▶ **Job**
Omit every picture and output the rest of the records exactly as they are.

(Dataset records)
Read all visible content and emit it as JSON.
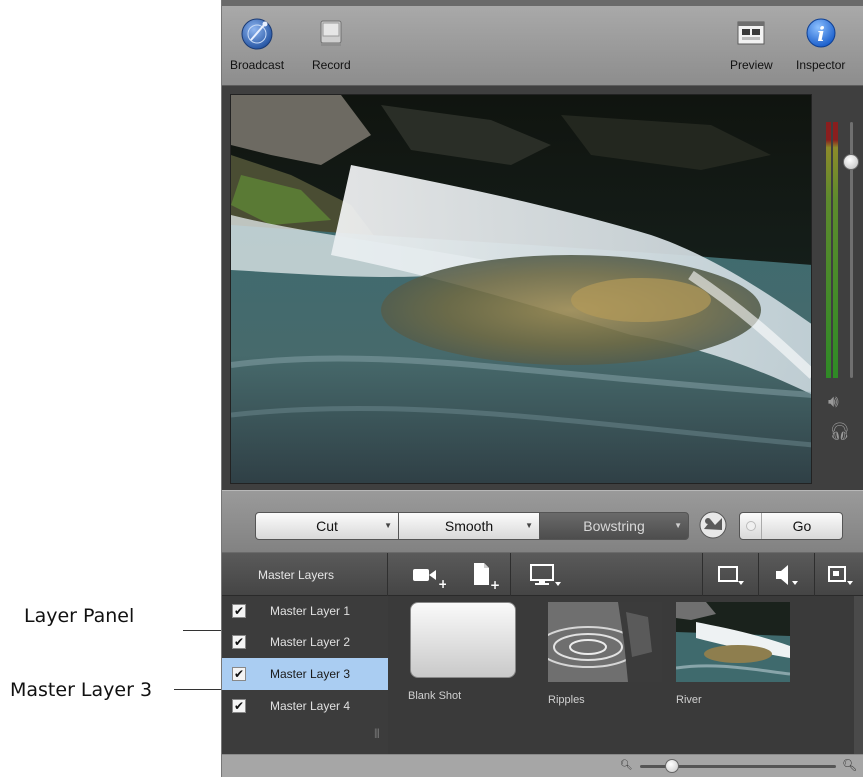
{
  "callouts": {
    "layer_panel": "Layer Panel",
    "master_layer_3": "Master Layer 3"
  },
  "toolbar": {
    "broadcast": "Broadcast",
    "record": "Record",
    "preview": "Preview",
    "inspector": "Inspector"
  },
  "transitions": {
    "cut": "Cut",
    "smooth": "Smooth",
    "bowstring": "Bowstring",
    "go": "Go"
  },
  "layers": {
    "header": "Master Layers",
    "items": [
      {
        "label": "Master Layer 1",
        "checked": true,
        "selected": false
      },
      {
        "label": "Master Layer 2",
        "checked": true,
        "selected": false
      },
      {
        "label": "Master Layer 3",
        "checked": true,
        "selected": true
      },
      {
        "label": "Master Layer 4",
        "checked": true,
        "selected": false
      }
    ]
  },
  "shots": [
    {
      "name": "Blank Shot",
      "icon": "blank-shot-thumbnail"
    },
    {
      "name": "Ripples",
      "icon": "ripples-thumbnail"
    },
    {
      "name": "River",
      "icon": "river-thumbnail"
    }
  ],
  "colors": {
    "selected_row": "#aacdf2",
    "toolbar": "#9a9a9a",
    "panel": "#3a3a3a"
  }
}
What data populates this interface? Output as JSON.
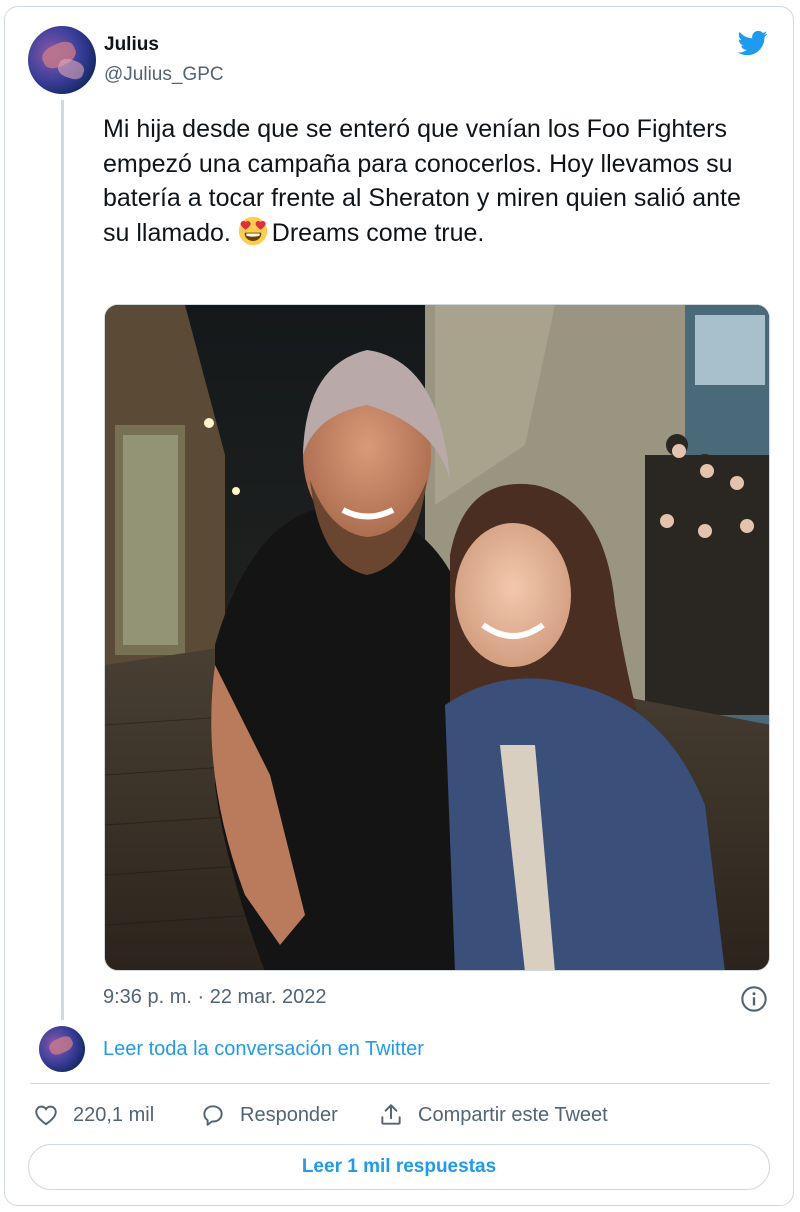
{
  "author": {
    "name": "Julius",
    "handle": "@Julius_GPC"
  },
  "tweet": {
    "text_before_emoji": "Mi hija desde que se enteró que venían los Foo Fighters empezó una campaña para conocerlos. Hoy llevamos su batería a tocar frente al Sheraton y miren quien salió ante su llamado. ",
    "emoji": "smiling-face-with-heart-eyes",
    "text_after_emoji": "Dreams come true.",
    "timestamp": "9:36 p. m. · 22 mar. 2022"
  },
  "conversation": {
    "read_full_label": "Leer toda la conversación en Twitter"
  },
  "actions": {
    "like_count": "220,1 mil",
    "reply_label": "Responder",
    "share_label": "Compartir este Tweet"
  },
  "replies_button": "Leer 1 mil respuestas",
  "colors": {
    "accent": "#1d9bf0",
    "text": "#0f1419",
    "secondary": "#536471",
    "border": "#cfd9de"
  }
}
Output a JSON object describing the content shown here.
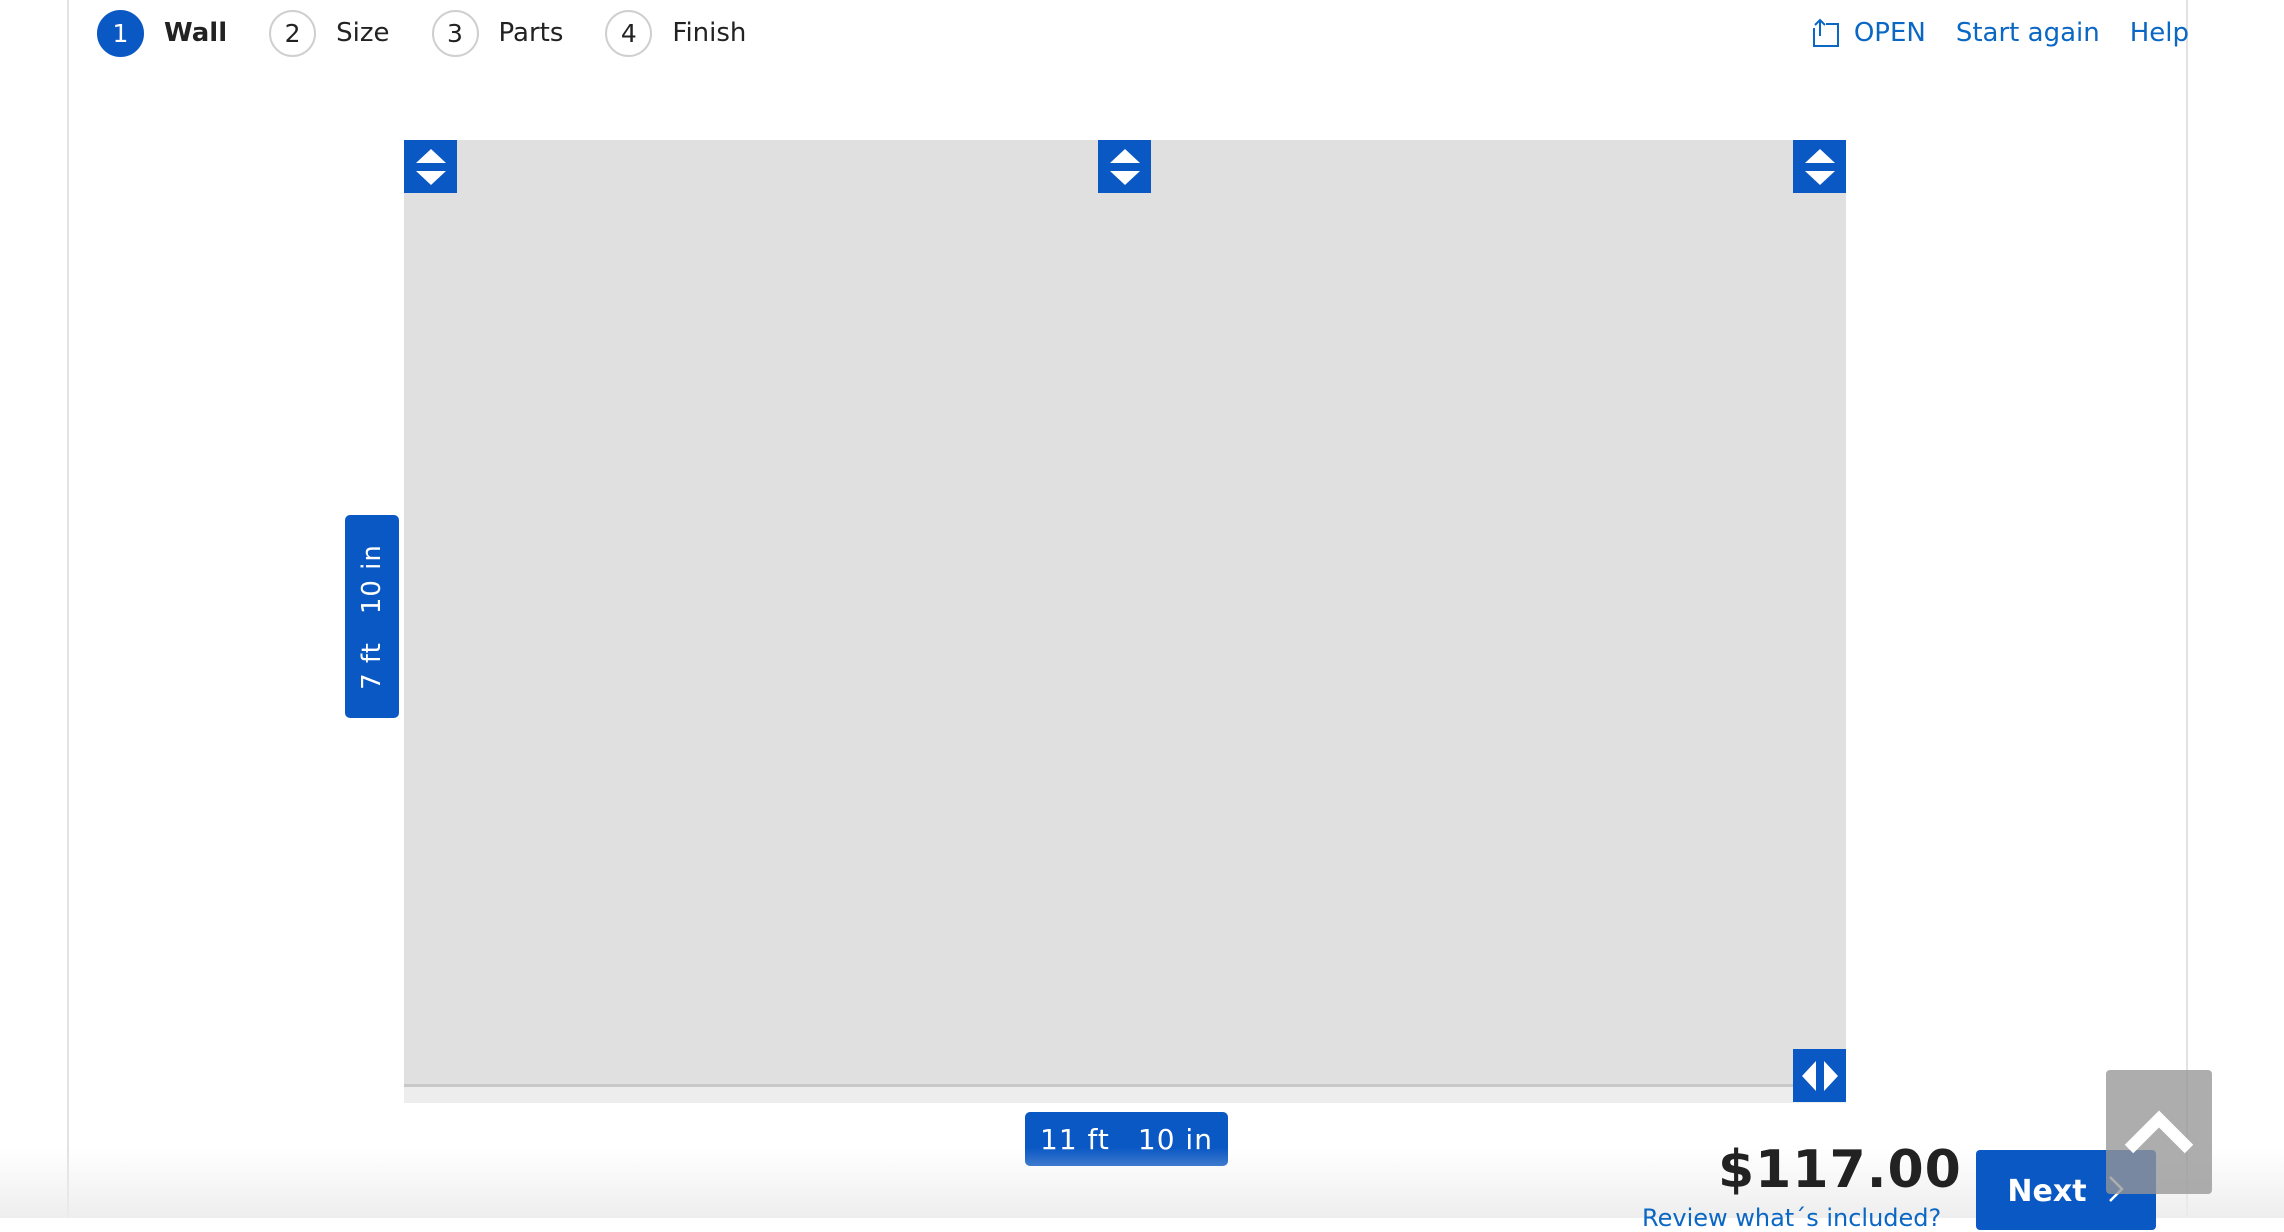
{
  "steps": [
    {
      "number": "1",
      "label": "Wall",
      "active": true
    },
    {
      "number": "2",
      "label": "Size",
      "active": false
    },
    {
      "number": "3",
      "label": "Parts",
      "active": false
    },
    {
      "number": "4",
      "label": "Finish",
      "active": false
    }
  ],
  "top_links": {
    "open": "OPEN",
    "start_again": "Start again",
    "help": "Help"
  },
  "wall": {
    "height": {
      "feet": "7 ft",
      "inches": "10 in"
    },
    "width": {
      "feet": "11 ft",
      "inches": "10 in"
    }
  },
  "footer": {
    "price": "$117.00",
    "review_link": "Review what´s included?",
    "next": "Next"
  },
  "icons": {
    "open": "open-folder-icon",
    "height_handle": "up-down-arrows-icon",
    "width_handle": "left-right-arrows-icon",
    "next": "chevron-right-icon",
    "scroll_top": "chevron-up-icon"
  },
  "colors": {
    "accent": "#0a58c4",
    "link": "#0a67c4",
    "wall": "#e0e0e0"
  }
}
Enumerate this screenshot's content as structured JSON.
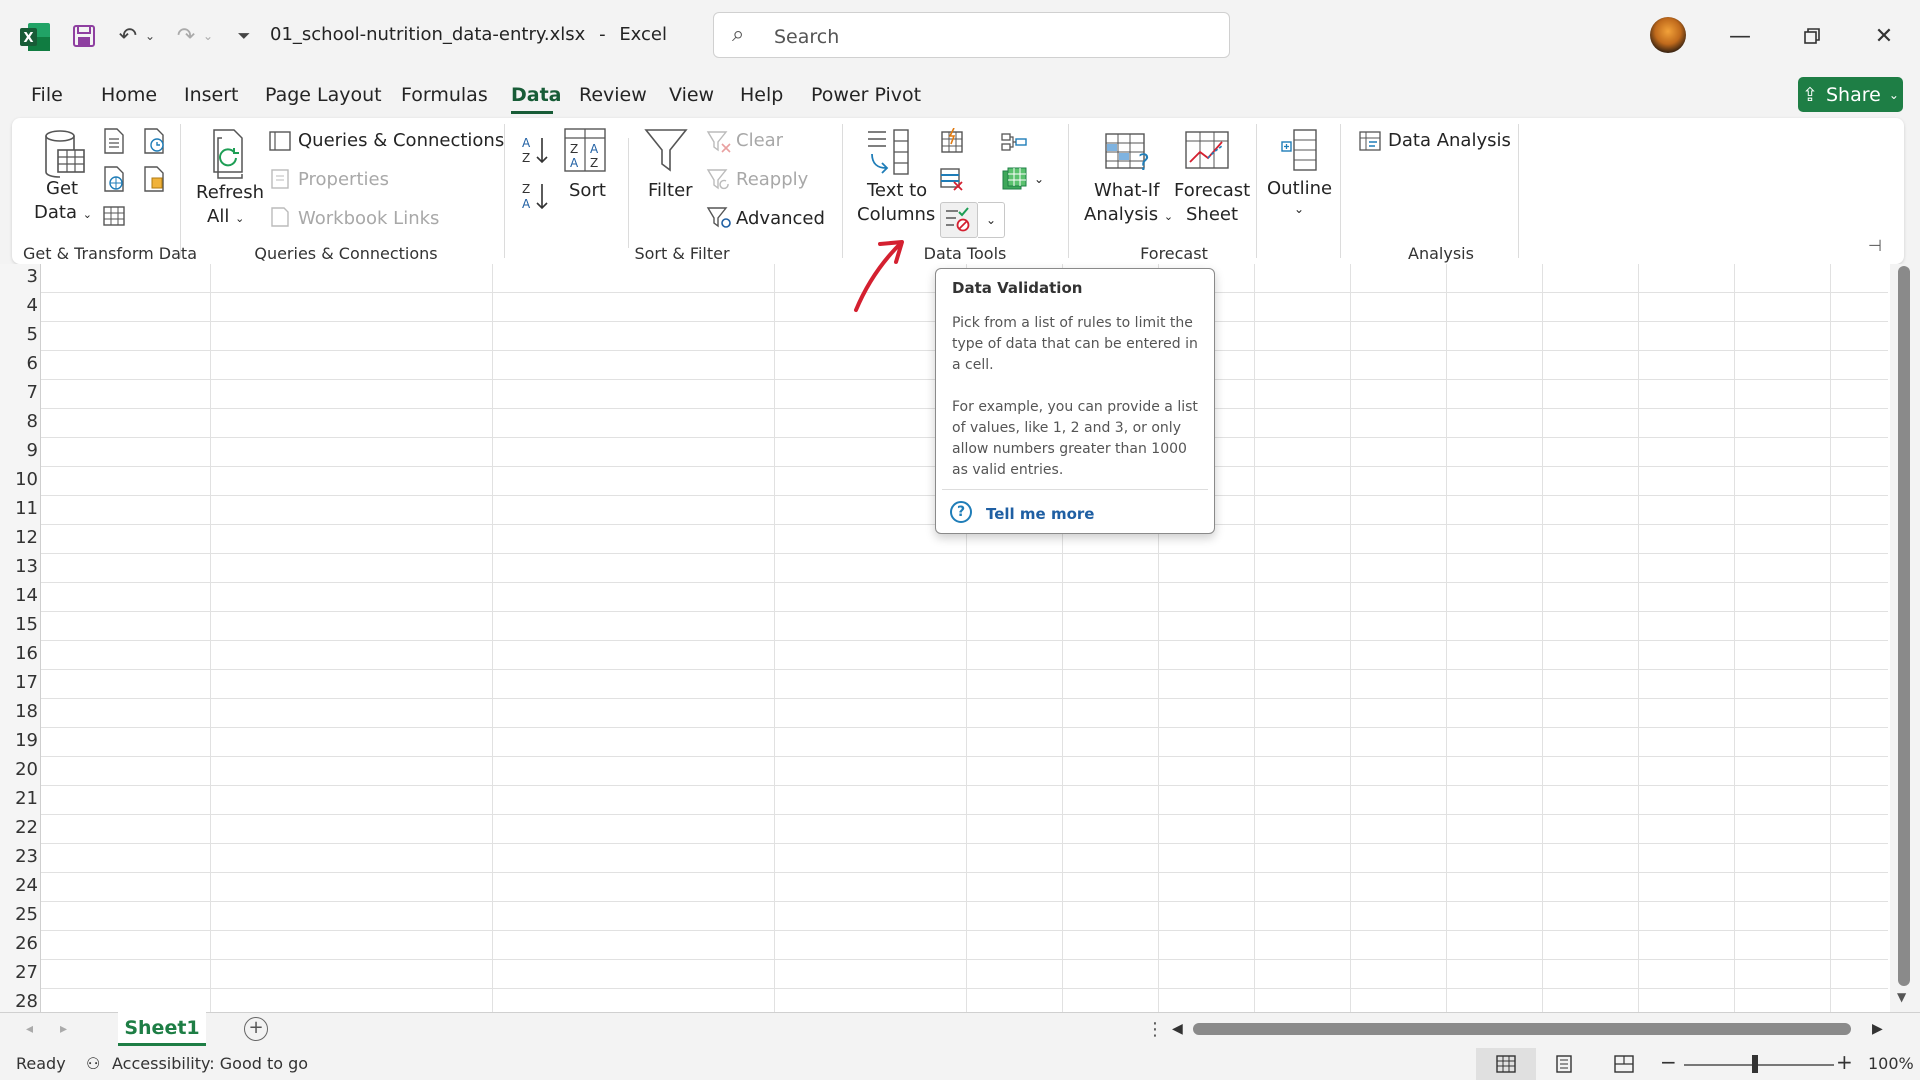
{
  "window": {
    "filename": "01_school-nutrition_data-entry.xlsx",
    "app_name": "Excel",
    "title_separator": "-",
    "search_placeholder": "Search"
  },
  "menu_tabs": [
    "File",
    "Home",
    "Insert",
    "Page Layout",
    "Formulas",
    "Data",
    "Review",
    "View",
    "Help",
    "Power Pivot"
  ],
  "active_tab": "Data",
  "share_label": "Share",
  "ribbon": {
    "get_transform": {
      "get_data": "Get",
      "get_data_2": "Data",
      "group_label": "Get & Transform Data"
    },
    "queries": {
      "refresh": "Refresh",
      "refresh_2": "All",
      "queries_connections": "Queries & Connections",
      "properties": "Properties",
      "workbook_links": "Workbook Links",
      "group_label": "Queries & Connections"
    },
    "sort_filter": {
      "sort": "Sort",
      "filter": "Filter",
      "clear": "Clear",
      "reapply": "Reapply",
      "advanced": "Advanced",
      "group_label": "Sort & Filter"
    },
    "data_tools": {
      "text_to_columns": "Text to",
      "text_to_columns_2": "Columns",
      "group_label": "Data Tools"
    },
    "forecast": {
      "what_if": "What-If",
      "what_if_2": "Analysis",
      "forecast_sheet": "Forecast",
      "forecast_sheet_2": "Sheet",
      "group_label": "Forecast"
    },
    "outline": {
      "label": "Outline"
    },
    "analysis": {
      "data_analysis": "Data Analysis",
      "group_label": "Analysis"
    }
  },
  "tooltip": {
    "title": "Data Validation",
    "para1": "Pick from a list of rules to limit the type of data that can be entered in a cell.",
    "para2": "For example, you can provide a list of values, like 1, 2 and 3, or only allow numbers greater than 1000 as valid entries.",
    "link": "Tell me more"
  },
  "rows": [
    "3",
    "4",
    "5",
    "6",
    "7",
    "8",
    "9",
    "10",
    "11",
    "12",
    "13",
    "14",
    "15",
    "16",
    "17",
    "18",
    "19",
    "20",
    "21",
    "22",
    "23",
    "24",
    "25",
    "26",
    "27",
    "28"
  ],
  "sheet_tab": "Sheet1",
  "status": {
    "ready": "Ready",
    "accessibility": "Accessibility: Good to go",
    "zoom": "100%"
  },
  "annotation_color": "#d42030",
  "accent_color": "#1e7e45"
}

▶ **Answer to this exercise**
Read all visible content and emit it as JSON.
{
  "callouts": {
    "layer_panel": "Layer Panel",
    "master_layer_3": "Master Layer 3"
  },
  "toolbar": {
    "broadcast": "Broadcast",
    "record": "Record",
    "preview": "Preview",
    "inspector": "Inspector"
  },
  "transitions": {
    "cut": "Cut",
    "smooth": "Smooth",
    "bowstring": "Bowstring",
    "go": "Go"
  },
  "layers": {
    "header": "Master Layers",
    "items": [
      {
        "label": "Master Layer 1",
        "checked": true,
        "selected": false
      },
      {
        "label": "Master Layer 2",
        "checked": true,
        "selected": false
      },
      {
        "label": "Master Layer 3",
        "checked": true,
        "selected": true
      },
      {
        "label": "Master Layer 4",
        "checked": true,
        "selected": false
      }
    ]
  },
  "shots": [
    {
      "name": "Blank Shot",
      "icon": "blank-shot-thumbnail"
    },
    {
      "name": "Ripples",
      "icon": "ripples-thumbnail"
    },
    {
      "name": "River",
      "icon": "river-thumbnail"
    }
  ],
  "colors": {
    "selected_row": "#aacdf2",
    "toolbar": "#9a9a9a",
    "panel": "#3a3a3a"
  }
}
What data populates this interface? Output as JSON.
{
  "author": {
    "name": "Julius",
    "handle": "@Julius_GPC"
  },
  "tweet": {
    "text_before_emoji": "Mi hija desde que se enteró que venían los Foo Fighters empezó una campaña para conocerlos. Hoy llevamos su batería a tocar frente al Sheraton y miren quien salió ante su llamado. ",
    "emoji": "smiling-face-with-heart-eyes",
    "text_after_emoji": "Dreams come true.",
    "timestamp": "9:36 p. m. · 22 mar. 2022"
  },
  "conversation": {
    "read_full_label": "Leer toda la conversación en Twitter"
  },
  "actions": {
    "like_count": "220,1 mil",
    "reply_label": "Responder",
    "share_label": "Compartir este Tweet"
  },
  "replies_button": "Leer 1 mil respuestas",
  "colors": {
    "accent": "#1d9bf0",
    "text": "#0f1419",
    "secondary": "#536471",
    "border": "#cfd9de"
  }
}
Output a JSON object describing the content shown here.
{
  "steps": [
    {
      "number": "1",
      "label": "Wall",
      "active": true
    },
    {
      "number": "2",
      "label": "Size",
      "active": false
    },
    {
      "number": "3",
      "label": "Parts",
      "active": false
    },
    {
      "number": "4",
      "label": "Finish",
      "active": false
    }
  ],
  "top_links": {
    "open": "OPEN",
    "start_again": "Start again",
    "help": "Help"
  },
  "wall": {
    "height": {
      "feet": "7 ft",
      "inches": "10 in"
    },
    "width": {
      "feet": "11 ft",
      "inches": "10 in"
    }
  },
  "footer": {
    "price": "$117.00",
    "review_link": "Review what´s included?",
    "next": "Next"
  },
  "icons": {
    "open": "open-folder-icon",
    "height_handle": "up-down-arrows-icon",
    "width_handle": "left-right-arrows-icon",
    "next": "chevron-right-icon",
    "scroll_top": "chevron-up-icon"
  },
  "colors": {
    "accent": "#0a58c4",
    "link": "#0a67c4",
    "wall": "#e0e0e0"
  }
}
Enumerate this screenshot's content as structured JSON.
{
  "window": {
    "filename": "01_school-nutrition_data-entry.xlsx",
    "app_name": "Excel",
    "title_separator": "-",
    "search_placeholder": "Search"
  },
  "menu_tabs": [
    "File",
    "Home",
    "Insert",
    "Page Layout",
    "Formulas",
    "Data",
    "Review",
    "View",
    "Help",
    "Power Pivot"
  ],
  "active_tab": "Data",
  "share_label": "Share",
  "ribbon": {
    "get_transform": {
      "get_data": "Get",
      "get_data_2": "Data",
      "group_label": "Get & Transform Data"
    },
    "queries": {
      "refresh": "Refresh",
      "refresh_2": "All",
      "queries_connections": "Queries & Connections",
      "properties": "Properties",
      "workbook_links": "Workbook Links",
      "group_label": "Queries & Connections"
    },
    "sort_filter": {
      "sort": "Sort",
      "filter": "Filter",
      "clear": "Clear",
      "reapply": "Reapply",
      "advanced": "Advanced",
      "group_label": "Sort & Filter"
    },
    "data_tools": {
      "text_to_columns": "Text to",
      "text_to_columns_2": "Columns",
      "group_label": "Data Tools"
    },
    "forecast": {
      "what_if": "What-If",
      "what_if_2": "Analysis",
      "forecast_sheet": "Forecast",
      "forecast_sheet_2": "Sheet",
      "group_label": "Forecast"
    },
    "outline": {
      "label": "Outline"
    },
    "analysis": {
      "data_analysis": "Data Analysis",
      "group_label": "Analysis"
    }
  },
  "tooltip": {
    "title": "Data Validation",
    "para1": "Pick from a list of rules to limit the type of data that can be entered in a cell.",
    "para2": "For example, you can provide a list of values, like 1, 2 and 3, or only allow numbers greater than 1000 as valid entries.",
    "link": "Tell me more"
  },
  "rows": [
    "3",
    "4",
    "5",
    "6",
    "7",
    "8",
    "9",
    "10",
    "11",
    "12",
    "13",
    "14",
    "15",
    "16",
    "17",
    "18",
    "19",
    "20",
    "21",
    "22",
    "23",
    "24",
    "25",
    "26",
    "27",
    "28"
  ],
  "sheet_tab": "Sheet1",
  "status": {
    "ready": "Ready",
    "accessibility": "Accessibility: Good to go",
    "zoom": "100%"
  },
  "annotation_color": "#d42030",
  "accent_color": "#1e7e45"
}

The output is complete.